**Task requirements**. Write the material out again, line by line, exactly as it is.

**Supplied data**.
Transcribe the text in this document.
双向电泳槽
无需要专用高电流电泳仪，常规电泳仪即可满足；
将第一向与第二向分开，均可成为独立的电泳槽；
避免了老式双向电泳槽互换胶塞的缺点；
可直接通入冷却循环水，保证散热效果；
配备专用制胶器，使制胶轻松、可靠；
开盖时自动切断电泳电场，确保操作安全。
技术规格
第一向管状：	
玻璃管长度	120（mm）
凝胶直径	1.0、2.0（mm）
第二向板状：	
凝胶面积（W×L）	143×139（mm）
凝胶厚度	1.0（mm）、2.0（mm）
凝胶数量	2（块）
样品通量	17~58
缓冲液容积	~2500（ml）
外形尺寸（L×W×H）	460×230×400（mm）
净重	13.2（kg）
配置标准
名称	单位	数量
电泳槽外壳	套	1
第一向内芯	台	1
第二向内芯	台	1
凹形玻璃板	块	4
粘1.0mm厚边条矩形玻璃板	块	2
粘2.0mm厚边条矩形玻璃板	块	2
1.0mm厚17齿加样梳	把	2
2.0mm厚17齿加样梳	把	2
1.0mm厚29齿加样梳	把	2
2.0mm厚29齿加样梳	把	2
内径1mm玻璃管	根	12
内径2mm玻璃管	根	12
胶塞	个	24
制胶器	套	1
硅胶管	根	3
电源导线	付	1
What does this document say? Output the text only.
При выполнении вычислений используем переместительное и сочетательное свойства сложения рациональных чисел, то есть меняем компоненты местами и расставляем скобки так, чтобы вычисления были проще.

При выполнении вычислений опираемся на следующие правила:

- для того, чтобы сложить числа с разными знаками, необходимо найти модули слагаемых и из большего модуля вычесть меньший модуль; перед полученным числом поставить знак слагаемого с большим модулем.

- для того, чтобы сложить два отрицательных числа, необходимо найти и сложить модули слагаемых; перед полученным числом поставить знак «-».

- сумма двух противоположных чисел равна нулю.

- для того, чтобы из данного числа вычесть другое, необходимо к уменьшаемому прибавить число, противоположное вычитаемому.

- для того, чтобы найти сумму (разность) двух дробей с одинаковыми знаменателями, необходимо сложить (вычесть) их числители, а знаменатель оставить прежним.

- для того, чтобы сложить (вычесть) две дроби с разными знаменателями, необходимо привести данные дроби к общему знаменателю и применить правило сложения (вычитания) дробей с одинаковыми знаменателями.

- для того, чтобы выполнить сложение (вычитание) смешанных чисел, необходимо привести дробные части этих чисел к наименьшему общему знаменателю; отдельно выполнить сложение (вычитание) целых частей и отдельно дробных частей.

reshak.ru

**Full answer**.
Transcribe the text in this document.
双向电泳槽
无需要专用高电流电泳仪，常规电泳仪即可满足；
将第一向与第二向分开，均可成为独立的电泳槽；
避免了老式双向电泳槽互换胶塞的缺点；
可直接通入冷却循环水，保证散热效果；
配备专用制胶器，使制胶轻松、可靠；
开盖时自动切断电泳电场，确保操作安全。
技术规格
第一向管状：	
玻璃管长度	120（mm）
凝胶直径	1.0、2.0（mm）
第二向板状：	
凝胶面积（W×L）	143×139（mm）
凝胶厚度	1.0（mm）、2.0（mm）
凝胶数量	2（块）
样品通量	17~58
缓冲液容积	~2500（ml）
外形尺寸（L×W×H）	460×230×400（mm）
净重	13.2（kg）
配置标准
名称	单位	数量
电泳槽外壳	套	1
第一向内芯	台	1
第二向内芯	台	1
凹形玻璃板	块	4
粘1.0mm厚边条矩形玻璃板	块	2
粘2.0mm厚边条矩形玻璃板	块	2
1.0mm厚17齿加样梳	把	2
2.0mm厚17齿加样梳	把	2
1.0mm厚29齿加样梳	把	2
2.0mm厚29齿加样梳	把	2
内径1mm玻璃管	根	12
内径2mm玻璃管	根	12
胶塞	个	24
制胶器	套	1
硅胶管	根	3
电源导线	付	1
What does this document say? Output the text only.
При выполнении вычислений используем переместительное и сочетательное свойства сложения рациональных чисел, то есть меняем компоненты местами и расставляем скобки так, чтобы вычисления были проще.

При выполнении вычислений опираемся на следующие правила:

- для того, чтобы сложить числа с разными знаками, необходимо найти модули слагаемых и из большего модуля вычесть меньший модуль; перед полученным числом поставить знак слагаемого с большим модулем.

- для того, чтобы сложить два отрицательных числа, необходимо найти и сложить модули слагаемых; перед полученным числом поставить знак «-».

- сумма двух противоположных чисел равна нулю.

- для того, чтобы из данного числа вычесть другое, необходимо к уменьшаемому прибавить число, противоположное вычитаемому.

- для того, чтобы найти сумму (разность) двух дробей с одинаковыми знаменателями, необходимо сложить (вычесть) их числители, а знаменатель оставить прежним.

- для того, чтобы сложить (вычесть) две дроби с разными знаменателями, необходимо привести данные дроби к общему знаменателю и применить правило сложения (вычитания) дробей с одинаковыми знаменателями.

- для того, чтобы выполнить сложение (вычитание) смешанных чисел, необходимо привести дробные части этих чисел к наименьшему общему знаменателю; отдельно выполнить сложение (вычитание) целых частей и отдельно дробных частей.

reshak.ru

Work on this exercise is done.